● **WHAT YOU HAVE TO DO**: Filter these entries, keeping only lines that hold the word "name".

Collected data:

==========

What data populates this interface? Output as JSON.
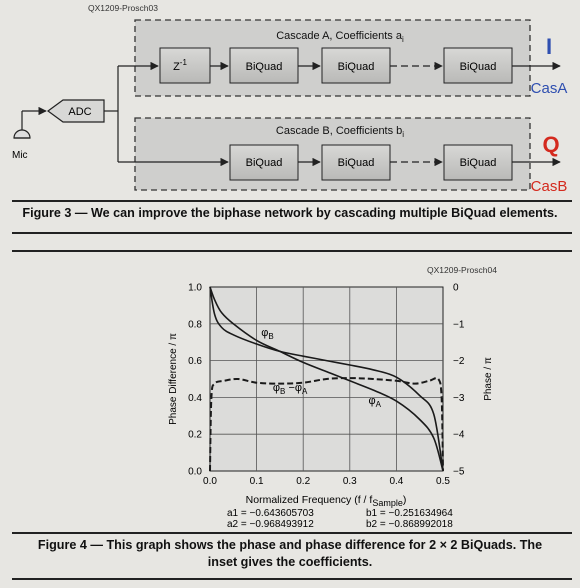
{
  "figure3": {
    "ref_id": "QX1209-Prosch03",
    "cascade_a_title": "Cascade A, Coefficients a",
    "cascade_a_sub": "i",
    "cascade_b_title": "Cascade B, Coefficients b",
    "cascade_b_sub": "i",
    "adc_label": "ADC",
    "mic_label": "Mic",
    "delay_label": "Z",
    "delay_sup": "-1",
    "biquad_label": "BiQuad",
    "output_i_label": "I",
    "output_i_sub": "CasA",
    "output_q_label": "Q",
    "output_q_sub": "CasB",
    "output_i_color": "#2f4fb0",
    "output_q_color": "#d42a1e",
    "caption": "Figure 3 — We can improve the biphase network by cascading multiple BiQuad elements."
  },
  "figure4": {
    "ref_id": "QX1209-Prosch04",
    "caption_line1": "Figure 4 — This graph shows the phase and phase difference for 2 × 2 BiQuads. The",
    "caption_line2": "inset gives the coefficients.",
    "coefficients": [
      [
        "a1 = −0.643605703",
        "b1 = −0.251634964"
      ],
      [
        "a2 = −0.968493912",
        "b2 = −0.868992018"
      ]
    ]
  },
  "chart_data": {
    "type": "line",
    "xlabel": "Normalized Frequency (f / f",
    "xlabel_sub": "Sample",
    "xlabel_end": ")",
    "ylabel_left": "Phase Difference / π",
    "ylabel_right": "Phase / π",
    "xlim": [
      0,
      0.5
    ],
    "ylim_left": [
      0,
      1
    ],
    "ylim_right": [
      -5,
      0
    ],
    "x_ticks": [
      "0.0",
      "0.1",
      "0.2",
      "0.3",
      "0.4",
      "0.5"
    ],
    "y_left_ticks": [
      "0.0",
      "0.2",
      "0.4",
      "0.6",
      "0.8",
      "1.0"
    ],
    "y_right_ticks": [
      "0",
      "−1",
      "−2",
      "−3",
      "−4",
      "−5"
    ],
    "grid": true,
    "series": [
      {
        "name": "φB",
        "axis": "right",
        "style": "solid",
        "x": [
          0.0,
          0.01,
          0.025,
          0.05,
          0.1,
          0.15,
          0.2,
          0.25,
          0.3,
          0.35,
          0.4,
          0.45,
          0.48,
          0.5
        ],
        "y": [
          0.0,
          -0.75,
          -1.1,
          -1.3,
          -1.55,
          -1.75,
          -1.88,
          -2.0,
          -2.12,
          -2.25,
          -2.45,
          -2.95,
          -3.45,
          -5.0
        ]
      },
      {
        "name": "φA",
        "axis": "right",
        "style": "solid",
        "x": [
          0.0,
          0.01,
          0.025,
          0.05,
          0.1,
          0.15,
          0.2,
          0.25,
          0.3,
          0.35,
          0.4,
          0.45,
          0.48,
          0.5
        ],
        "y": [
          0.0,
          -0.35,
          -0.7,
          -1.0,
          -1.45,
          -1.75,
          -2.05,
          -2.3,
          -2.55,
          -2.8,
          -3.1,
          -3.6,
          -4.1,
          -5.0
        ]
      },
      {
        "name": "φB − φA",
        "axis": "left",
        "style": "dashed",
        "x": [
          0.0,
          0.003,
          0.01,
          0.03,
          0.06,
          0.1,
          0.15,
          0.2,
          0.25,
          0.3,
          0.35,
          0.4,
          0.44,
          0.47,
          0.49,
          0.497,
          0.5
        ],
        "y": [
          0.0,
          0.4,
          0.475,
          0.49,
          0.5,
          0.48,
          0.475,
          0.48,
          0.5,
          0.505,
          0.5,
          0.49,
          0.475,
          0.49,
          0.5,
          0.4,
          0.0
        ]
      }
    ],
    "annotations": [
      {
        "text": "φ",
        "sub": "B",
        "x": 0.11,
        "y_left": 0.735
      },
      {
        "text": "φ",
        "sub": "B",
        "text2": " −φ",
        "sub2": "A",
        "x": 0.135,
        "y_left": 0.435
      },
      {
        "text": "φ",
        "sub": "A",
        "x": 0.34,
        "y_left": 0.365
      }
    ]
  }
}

==========

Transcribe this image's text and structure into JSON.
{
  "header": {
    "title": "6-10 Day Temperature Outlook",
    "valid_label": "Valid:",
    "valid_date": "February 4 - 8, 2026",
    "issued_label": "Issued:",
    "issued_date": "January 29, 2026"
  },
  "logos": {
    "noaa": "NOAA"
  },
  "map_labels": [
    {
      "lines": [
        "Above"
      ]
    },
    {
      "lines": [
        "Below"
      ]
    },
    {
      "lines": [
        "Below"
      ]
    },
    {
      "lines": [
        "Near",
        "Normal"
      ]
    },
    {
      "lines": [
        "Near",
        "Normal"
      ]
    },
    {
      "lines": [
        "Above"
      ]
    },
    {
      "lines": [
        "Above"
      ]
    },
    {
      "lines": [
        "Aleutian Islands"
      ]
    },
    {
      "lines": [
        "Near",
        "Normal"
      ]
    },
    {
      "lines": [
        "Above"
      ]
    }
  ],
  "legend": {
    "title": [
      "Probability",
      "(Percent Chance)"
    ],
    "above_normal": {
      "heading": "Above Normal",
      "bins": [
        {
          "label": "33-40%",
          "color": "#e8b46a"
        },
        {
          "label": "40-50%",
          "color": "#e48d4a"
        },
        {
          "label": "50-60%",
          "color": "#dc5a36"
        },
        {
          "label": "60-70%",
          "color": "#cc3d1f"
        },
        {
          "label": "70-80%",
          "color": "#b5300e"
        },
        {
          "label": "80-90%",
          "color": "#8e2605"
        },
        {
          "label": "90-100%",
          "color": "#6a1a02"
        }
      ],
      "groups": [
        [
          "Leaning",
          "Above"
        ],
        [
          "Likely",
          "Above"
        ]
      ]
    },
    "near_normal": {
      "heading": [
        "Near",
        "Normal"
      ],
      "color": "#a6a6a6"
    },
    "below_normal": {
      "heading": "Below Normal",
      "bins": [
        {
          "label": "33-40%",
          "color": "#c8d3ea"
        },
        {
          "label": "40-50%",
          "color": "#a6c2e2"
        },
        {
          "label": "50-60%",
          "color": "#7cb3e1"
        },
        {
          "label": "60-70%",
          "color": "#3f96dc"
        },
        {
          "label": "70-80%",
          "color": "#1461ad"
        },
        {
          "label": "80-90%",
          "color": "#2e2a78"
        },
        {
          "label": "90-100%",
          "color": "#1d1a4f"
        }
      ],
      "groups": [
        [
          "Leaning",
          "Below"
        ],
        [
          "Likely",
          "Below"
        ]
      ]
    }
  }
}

==========

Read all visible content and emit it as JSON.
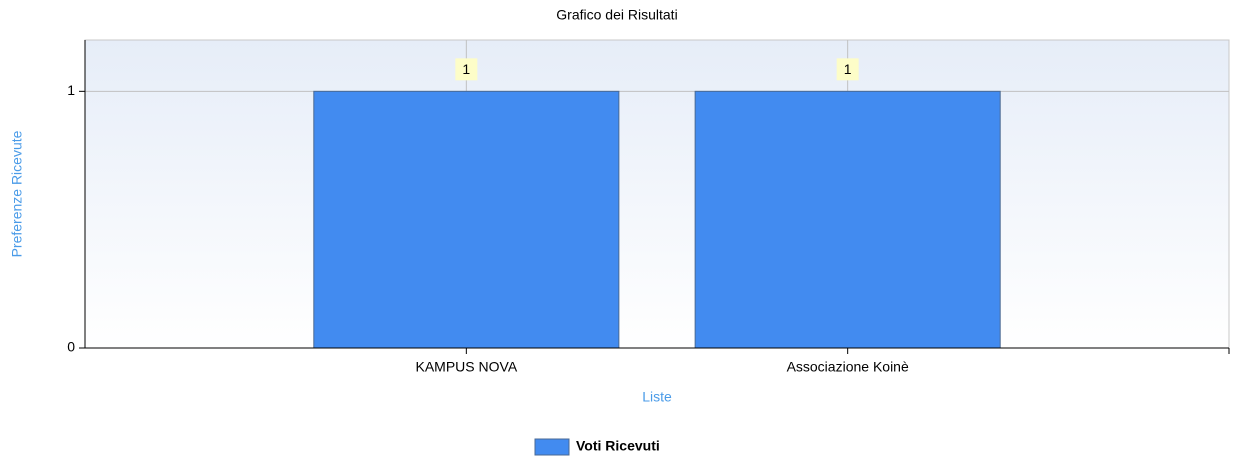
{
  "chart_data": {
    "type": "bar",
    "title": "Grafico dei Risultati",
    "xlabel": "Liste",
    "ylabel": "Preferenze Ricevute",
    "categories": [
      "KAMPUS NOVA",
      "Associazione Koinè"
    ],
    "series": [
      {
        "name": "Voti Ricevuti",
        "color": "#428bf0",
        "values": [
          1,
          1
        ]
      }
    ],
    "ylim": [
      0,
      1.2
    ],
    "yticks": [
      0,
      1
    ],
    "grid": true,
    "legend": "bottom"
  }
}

==========

● **WRITTEN SOLUTION**:
        "name": "φB",
        "name": "φA",
        "name": "φB − φA",
        "name": "Voti Ricevuti",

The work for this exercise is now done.